[Dataset entries]
+ + +
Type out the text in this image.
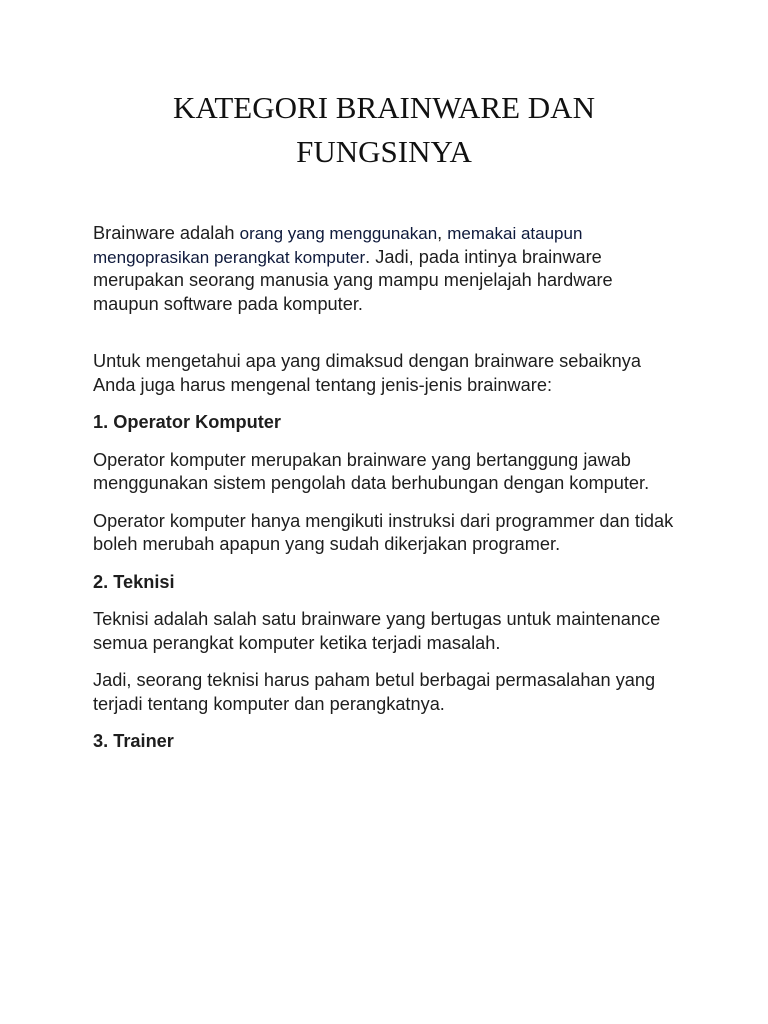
KATEGORI BRAINWARE DAN
FUNGSINYA

Brainware adalah orang yang menggunakan, memakai ataupun mengoprasikan perangkat komputer. Jadi, pada intinya brainware merupakan seorang manusia yang mampu menjelajah hardware maupun software pada komputer.

Untuk mengetahui apa yang dimaksud dengan brainware sebaiknya Anda juga harus mengenal tentang jenis-jenis brainware:

1. Operator Komputer

Operator komputer merupakan brainware yang bertanggung jawab menggunakan sistem pengolah data berhubungan dengan komputer.

Operator komputer hanya mengikuti instruksi dari programmer dan tidak boleh merubah apapun yang sudah dikerjakan programer.

2. Teknisi

Teknisi adalah salah satu brainware yang bertugas untuk maintenance semua perangkat komputer ketika terjadi masalah.

Jadi, seorang teknisi harus paham betul berbagai permasalahan yang terjadi tentang komputer dan perangkatnya.

3. Trainer
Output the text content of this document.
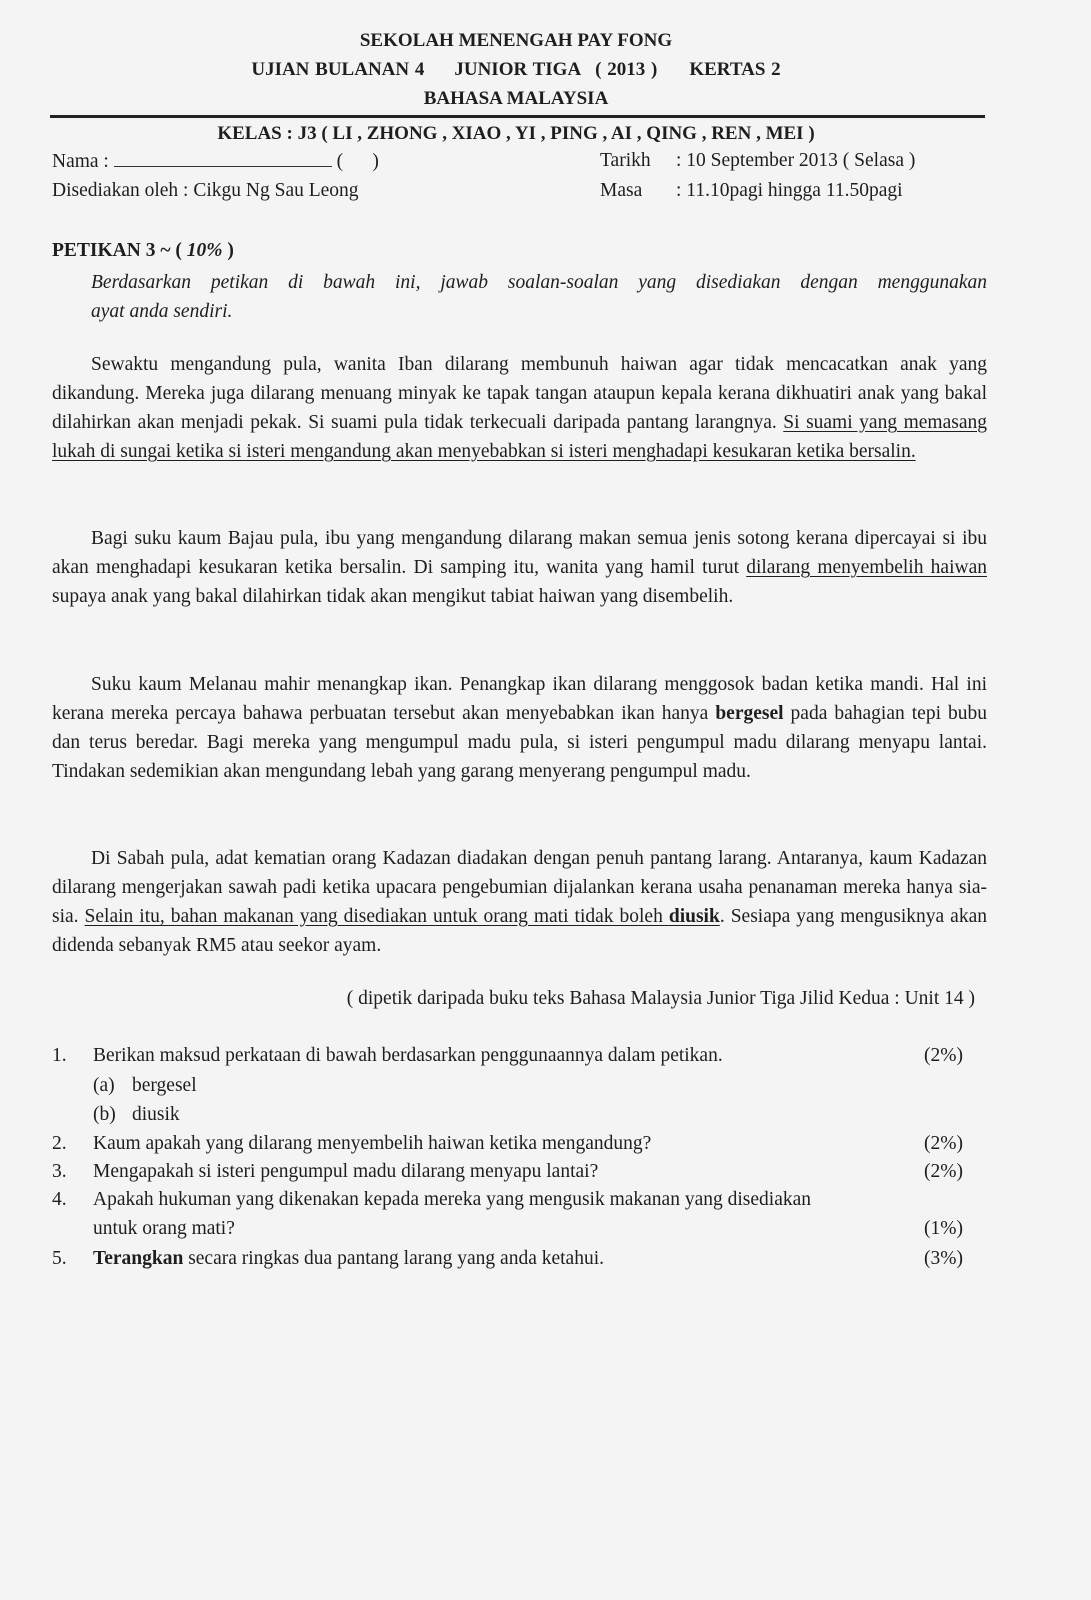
SEKOLAH MENENGAH PAY FONG
UJIAN BULANAN 4 JUNIOR TIGA ( 2013 ) KERTAS 2
BAHASA MALAYSIA
KELAS : J3 ( LI , ZHONG , XIAO , YI , PING , AI , QING , REN , MEI )
Nama :	(      )
Disediakan oleh : Cikgu Ng Sau Leong
Tarikh : 10 September 2013 ( Selasa )
Masa : 11.10pagi hingga 11.50pagi
PETIKAN 3 ~ ( 10% )
Berdasarkan petikan di bawah ini, jawab soalan-soalan yang disediakan dengan menggunakan
ayat anda sendiri.
Sewaktu mengandung pula, wanita Iban dilarang membunuh haiwan agar tidak mencacatkan anak yang dikandung. Mereka juga dilarang menuang minyak ke tapak tangan ataupun kepala kerana dikhuatiri anak yang bakal dilahirkan akan menjadi pekak. Si suami pula tidak terkecuali daripada pantang larangnya. Si suami yang memasang lukah di sungai ketika si isteri mengandung akan menyebabkan si isteri menghadapi kesukaran ketika bersalin.
Bagi suku kaum Bajau pula, ibu yang mengandung dilarang makan semua jenis sotong kerana dipercayai si ibu akan menghadapi kesukaran ketika bersalin. Di samping itu, wanita yang hamil turut dilarang menyembelih haiwan supaya anak yang bakal dilahirkan tidak akan mengikut tabiat haiwan yang disembelih.
Suku kaum Melanau mahir menangkap ikan. Penangkap ikan dilarang menggosok badan ketika mandi. Hal ini kerana mereka percaya bahawa perbuatan tersebut akan menyebabkan ikan hanya bergesel pada bahagian tepi bubu dan terus beredar. Bagi mereka yang mengumpul madu pula, si isteri pengumpul madu dilarang menyapu lantai. Tindakan sedemikian akan mengundang lebah yang garang menyerang pengumpul madu.
Di Sabah pula, adat kematian orang Kadazan diadakan dengan penuh pantang larang. Antaranya, kaum Kadazan dilarang mengerjakan sawah padi ketika upacara pengebumian dijalankan kerana usaha penanaman mereka hanya sia-sia. Selain itu, bahan makanan yang disediakan untuk orang mati tidak boleh diusik. Sesiapa yang mengusiknya akan didenda sebanyak RM5 atau seekor ayam.
( dipetik daripada buku teks Bahasa Malaysia Junior Tiga Jilid Kedua : Unit 14 )
1. Berikan maksud perkataan di bawah berdasarkan penggunaannya dalam petikan.	(2%)
(a) bergesel
(b) diusik
2. Kaum apakah yang dilarang menyembelih haiwan ketika mengandung?	(2%)
3. Mengapakah si isteri pengumpul madu dilarang menyapu lantai?	(2%)
4. Apakah hukuman yang dikenakan kepada mereka yang mengusik makanan yang disediakan
untuk orang mati?	(1%)
5. Terangkan secara ringkas dua pantang larang yang anda ketahui.	(3%)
+ + +
- **Work to do**
Tally the lines of the listing above that include the word "merupakan". Answer with the number alone.

- **Written reply**
2